## [Task requirements]
The expected response is the entire set of entries, copied exactly.

----------------

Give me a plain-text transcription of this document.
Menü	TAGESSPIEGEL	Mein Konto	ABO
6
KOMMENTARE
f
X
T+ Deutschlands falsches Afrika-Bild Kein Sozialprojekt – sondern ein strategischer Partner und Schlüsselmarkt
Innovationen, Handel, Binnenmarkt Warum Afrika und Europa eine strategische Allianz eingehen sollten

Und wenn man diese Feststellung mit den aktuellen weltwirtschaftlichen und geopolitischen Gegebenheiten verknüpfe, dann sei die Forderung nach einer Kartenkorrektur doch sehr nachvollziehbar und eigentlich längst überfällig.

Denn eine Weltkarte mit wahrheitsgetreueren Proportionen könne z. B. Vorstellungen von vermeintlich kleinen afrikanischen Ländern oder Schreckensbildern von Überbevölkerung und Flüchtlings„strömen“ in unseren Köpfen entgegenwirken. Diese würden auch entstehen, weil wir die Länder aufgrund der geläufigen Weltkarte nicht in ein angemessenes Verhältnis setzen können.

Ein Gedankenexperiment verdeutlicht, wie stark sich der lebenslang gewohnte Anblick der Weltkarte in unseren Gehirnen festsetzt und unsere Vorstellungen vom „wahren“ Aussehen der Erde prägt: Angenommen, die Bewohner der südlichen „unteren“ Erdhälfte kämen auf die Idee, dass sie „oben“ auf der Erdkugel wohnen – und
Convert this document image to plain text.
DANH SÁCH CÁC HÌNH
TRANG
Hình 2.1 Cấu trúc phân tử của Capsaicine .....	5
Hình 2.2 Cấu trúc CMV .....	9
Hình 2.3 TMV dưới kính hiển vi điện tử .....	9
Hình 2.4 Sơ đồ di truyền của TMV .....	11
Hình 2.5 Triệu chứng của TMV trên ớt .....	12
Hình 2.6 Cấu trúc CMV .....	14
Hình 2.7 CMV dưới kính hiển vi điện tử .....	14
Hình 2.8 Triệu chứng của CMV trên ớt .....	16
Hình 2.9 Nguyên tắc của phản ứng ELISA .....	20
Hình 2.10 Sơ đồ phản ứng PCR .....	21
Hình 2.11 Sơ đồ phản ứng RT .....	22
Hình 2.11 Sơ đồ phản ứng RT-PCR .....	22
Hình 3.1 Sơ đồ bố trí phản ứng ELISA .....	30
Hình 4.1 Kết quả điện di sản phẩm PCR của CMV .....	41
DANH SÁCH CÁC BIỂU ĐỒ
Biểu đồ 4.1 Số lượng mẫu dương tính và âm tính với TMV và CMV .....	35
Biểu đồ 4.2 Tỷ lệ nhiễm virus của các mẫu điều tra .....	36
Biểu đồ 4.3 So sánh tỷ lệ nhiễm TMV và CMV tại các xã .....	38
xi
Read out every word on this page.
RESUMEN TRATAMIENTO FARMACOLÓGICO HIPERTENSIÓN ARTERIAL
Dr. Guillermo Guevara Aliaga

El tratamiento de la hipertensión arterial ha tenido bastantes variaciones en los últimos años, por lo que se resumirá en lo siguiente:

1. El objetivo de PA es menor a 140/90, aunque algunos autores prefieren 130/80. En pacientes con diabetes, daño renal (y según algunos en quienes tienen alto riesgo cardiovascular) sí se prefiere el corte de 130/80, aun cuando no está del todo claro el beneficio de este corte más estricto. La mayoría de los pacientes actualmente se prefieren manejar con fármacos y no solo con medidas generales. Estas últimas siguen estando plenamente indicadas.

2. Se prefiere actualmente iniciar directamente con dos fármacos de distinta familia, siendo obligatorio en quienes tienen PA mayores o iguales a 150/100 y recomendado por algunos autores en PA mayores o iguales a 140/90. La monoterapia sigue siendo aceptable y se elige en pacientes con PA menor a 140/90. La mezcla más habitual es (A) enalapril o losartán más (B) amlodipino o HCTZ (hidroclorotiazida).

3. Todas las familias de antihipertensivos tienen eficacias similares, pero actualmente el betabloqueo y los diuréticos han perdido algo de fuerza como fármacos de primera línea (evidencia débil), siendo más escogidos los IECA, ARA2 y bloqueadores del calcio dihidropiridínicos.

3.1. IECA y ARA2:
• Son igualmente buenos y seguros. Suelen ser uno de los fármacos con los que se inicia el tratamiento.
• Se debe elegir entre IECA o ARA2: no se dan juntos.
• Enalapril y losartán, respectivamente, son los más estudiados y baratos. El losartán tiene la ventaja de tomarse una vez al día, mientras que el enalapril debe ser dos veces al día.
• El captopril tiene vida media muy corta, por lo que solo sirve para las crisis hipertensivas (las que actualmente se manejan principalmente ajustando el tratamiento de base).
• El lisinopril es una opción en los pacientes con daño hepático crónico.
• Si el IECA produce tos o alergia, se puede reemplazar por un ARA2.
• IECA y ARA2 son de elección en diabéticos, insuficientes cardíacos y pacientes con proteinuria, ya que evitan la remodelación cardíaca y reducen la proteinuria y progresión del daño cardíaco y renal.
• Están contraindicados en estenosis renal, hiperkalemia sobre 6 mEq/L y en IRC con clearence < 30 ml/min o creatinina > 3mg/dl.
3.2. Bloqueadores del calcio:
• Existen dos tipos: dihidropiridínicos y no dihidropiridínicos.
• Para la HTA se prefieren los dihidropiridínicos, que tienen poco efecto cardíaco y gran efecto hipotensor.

----------------

## [The completed task]
Give me a plain-text transcription of this document.
Menü	TAGESSPIEGEL	Mein Konto	ABO
6
KOMMENTARE
f
X
T+ Deutschlands falsches Afrika-Bild Kein Sozialprojekt – sondern ein strategischer Partner und Schlüsselmarkt
Innovationen, Handel, Binnenmarkt Warum Afrika und Europa eine strategische Allianz eingehen sollten

Und wenn man diese Feststellung mit den aktuellen weltwirtschaftlichen und geopolitischen Gegebenheiten verknüpfe, dann sei die Forderung nach einer Kartenkorrektur doch sehr nachvollziehbar und eigentlich längst überfällig.

Denn eine Weltkarte mit wahrheitsgetreueren Proportionen könne z. B. Vorstellungen von vermeintlich kleinen afrikanischen Ländern oder Schreckensbildern von Überbevölkerung und Flüchtlings„strömen“ in unseren Köpfen entgegenwirken. Diese würden auch entstehen, weil wir die Länder aufgrund der geläufigen Weltkarte nicht in ein angemessenes Verhältnis setzen können.

Ein Gedankenexperiment verdeutlicht, wie stark sich der lebenslang gewohnte Anblick der Weltkarte in unseren Gehirnen festsetzt und unsere Vorstellungen vom „wahren“ Aussehen der Erde prägt: Angenommen, die Bewohner der südlichen „unteren“ Erdhälfte kämen auf die Idee, dass sie „oben“ auf der Erdkugel wohnen – und
Convert this document image to plain text.
DANH SÁCH CÁC HÌNH
TRANG
Hình 2.1 Cấu trúc phân tử của Capsaicine .....	5
Hình 2.2 Cấu trúc CMV .....	9
Hình 2.3 TMV dưới kính hiển vi điện tử .....	9
Hình 2.4 Sơ đồ di truyền của TMV .....	11
Hình 2.5 Triệu chứng của TMV trên ớt .....	12
Hình 2.6 Cấu trúc CMV .....	14
Hình 2.7 CMV dưới kính hiển vi điện tử .....	14
Hình 2.8 Triệu chứng của CMV trên ớt .....	16
Hình 2.9 Nguyên tắc của phản ứng ELISA .....	20
Hình 2.10 Sơ đồ phản ứng PCR .....	21
Hình 2.11 Sơ đồ phản ứng RT .....	22
Hình 2.11 Sơ đồ phản ứng RT-PCR .....	22
Hình 3.1 Sơ đồ bố trí phản ứng ELISA .....	30
Hình 4.1 Kết quả điện di sản phẩm PCR của CMV .....	41
DANH SÁCH CÁC BIỂU ĐỒ
Biểu đồ 4.1 Số lượng mẫu dương tính và âm tính với TMV và CMV .....	35
Biểu đồ 4.2 Tỷ lệ nhiễm virus của các mẫu điều tra .....	36
Biểu đồ 4.3 So sánh tỷ lệ nhiễm TMV và CMV tại các xã .....	38
xi
Read out every word on this page.
RESUMEN TRATAMIENTO FARMACOLÓGICO HIPERTENSIÓN ARTERIAL
Dr. Guillermo Guevara Aliaga

El tratamiento de la hipertensión arterial ha tenido bastantes variaciones en los últimos años, por lo que se resumirá en lo siguiente:

1. El objetivo de PA es menor a 140/90, aunque algunos autores prefieren 130/80. En pacientes con diabetes, daño renal (y según algunos en quienes tienen alto riesgo cardiovascular) sí se prefiere el corte de 130/80, aun cuando no está del todo claro el beneficio de este corte más estricto. La mayoría de los pacientes actualmente se prefieren manejar con fármacos y no solo con medidas generales. Estas últimas siguen estando plenamente indicadas.

2. Se prefiere actualmente iniciar directamente con dos fármacos de distinta familia, siendo obligatorio en quienes tienen PA mayores o iguales a 150/100 y recomendado por algunos autores en PA mayores o iguales a 140/90. La monoterapia sigue siendo aceptable y se elige en pacientes con PA menor a 140/90. La mezcla más habitual es (A) enalapril o losartán más (B) amlodipino o HCTZ (hidroclorotiazida).

3. Todas las familias de antihipertensivos tienen eficacias similares, pero actualmente el betabloqueo y los diuréticos han perdido algo de fuerza como fármacos de primera línea (evidencia débil), siendo más escogidos los IECA, ARA2 y bloqueadores del calcio dihidropiridínicos.

3.1. IECA y ARA2:
• Son igualmente buenos y seguros. Suelen ser uno de los fármacos con los que se inicia el tratamiento.
• Se debe elegir entre IECA o ARA2: no se dan juntos.
• Enalapril y losartán, respectivamente, son los más estudiados y baratos. El losartán tiene la ventaja de tomarse una vez al día, mientras que el enalapril debe ser dos veces al día.
• El captopril tiene vida media muy corta, por lo que solo sirve para las crisis hipertensivas (las que actualmente se manejan principalmente ajustando el tratamiento de base).
• El lisinopril es una opción en los pacientes con daño hepático crónico.
• Si el IECA produce tos o alergia, se puede reemplazar por un ARA2.
• IECA y ARA2 son de elección en diabéticos, insuficientes cardíacos y pacientes con proteinuria, ya que evitan la remodelación cardíaca y reducen la proteinuria y progresión del daño cardíaco y renal.
• Están contraindicados en estenosis renal, hiperkalemia sobre 6 mEq/L y en IRC con clearence < 30 ml/min o creatinina > 3mg/dl.
3.2. Bloqueadores del calcio:
• Existen dos tipos: dihidropiridínicos y no dihidropiridínicos.
• Para la HTA se prefieren los dihidropiridínicos, que tienen poco efecto cardíaco y gran efecto hipotensor.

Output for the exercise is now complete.